*Data shown*:
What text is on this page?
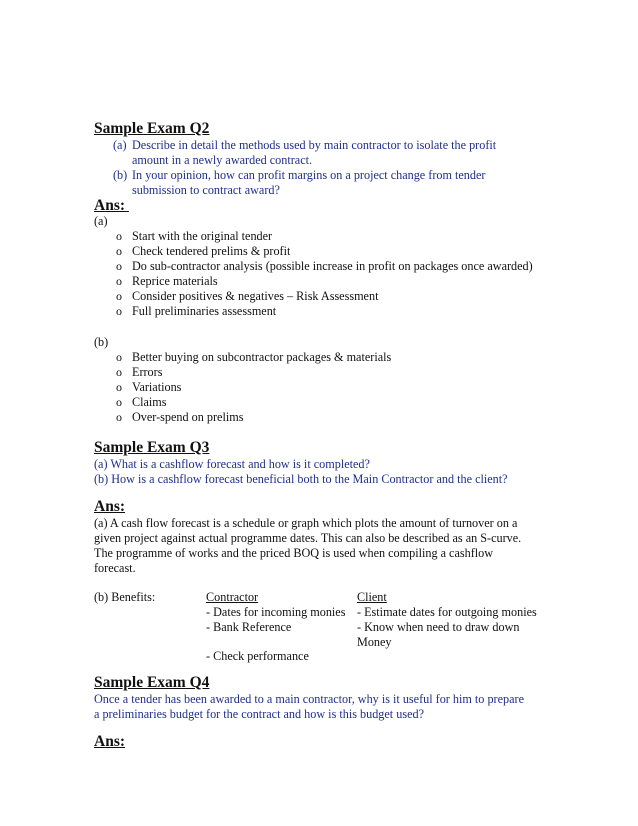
Sample Exam Q2
(a) Describe in detail the methods used by main contractor to isolate the profit
amount in a newly awarded contract.
(b) In your opinion, how can profit margins on a project change from tender
submission to contract award?
Ans:
(a)
o Start with the original tender
o Check tendered prelims & profit
o Do sub-contractor analysis (possible increase in profit on packages once awarded)
o Reprice materials
o Consider positives & negatives – Risk Assessment
o Full preliminaries assessment
(b)
o Better buying on subcontractor packages & materials
o Errors
o Variations
o Claims
o Over-spend on prelims
Sample Exam Q3
(a) What is a cashflow forecast and how is it completed?
(b) How is a cashflow forecast beneficial both to the Main Contractor and the client?
Ans:
(a) A cash flow forecast is a schedule or graph which plots the amount of turnover on a
given project against actual programme dates. This can also be described as an S-curve.
The programme of works and the priced BOQ is used when compiling a cashflow
forecast.
(b) Benefits:	Contractor	Client
- Dates for incoming monies
- Bank Reference
- Check performance
- Estimate dates for outgoing monies
- Know when need to draw down
Money
Sample Exam Q4
Once a tender has been awarded to a main contractor, why is it useful for him to prepare
a preliminaries budget for the contract and how is this budget used?
Ans:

*What you need to do*: Return all the entries word for word, but omit any pictures they contain.

*Task response*:
What text is on this page?
Sample Exam Q2
(a) Describe in detail the methods used by main contractor to isolate the profit
amount in a newly awarded contract.
(b) In your opinion, how can profit margins on a project change from tender
submission to contract award?
Ans:
(a)
o Start with the original tender
o Check tendered prelims & profit
o Do sub-contractor analysis (possible increase in profit on packages once awarded)
o Reprice materials
o Consider positives & negatives – Risk Assessment
o Full preliminaries assessment
(b)
o Better buying on subcontractor packages & materials
o Errors
o Variations
o Claims
o Over-spend on prelims
Sample Exam Q3
(a) What is a cashflow forecast and how is it completed?
(b) How is a cashflow forecast beneficial both to the Main Contractor and the client?
Ans:
(a) A cash flow forecast is a schedule or graph which plots the amount of turnover on a
given project against actual programme dates. This can also be described as an S-curve.
The programme of works and the priced BOQ is used when compiling a cashflow
forecast.
(b) Benefits:	Contractor	Client
- Dates for incoming monies
- Bank Reference
- Check performance
- Estimate dates for outgoing monies
- Know when need to draw down
Money
Sample Exam Q4
Once a tender has been awarded to a main contractor, why is it useful for him to prepare
a preliminaries budget for the contract and how is this budget used?
Ans:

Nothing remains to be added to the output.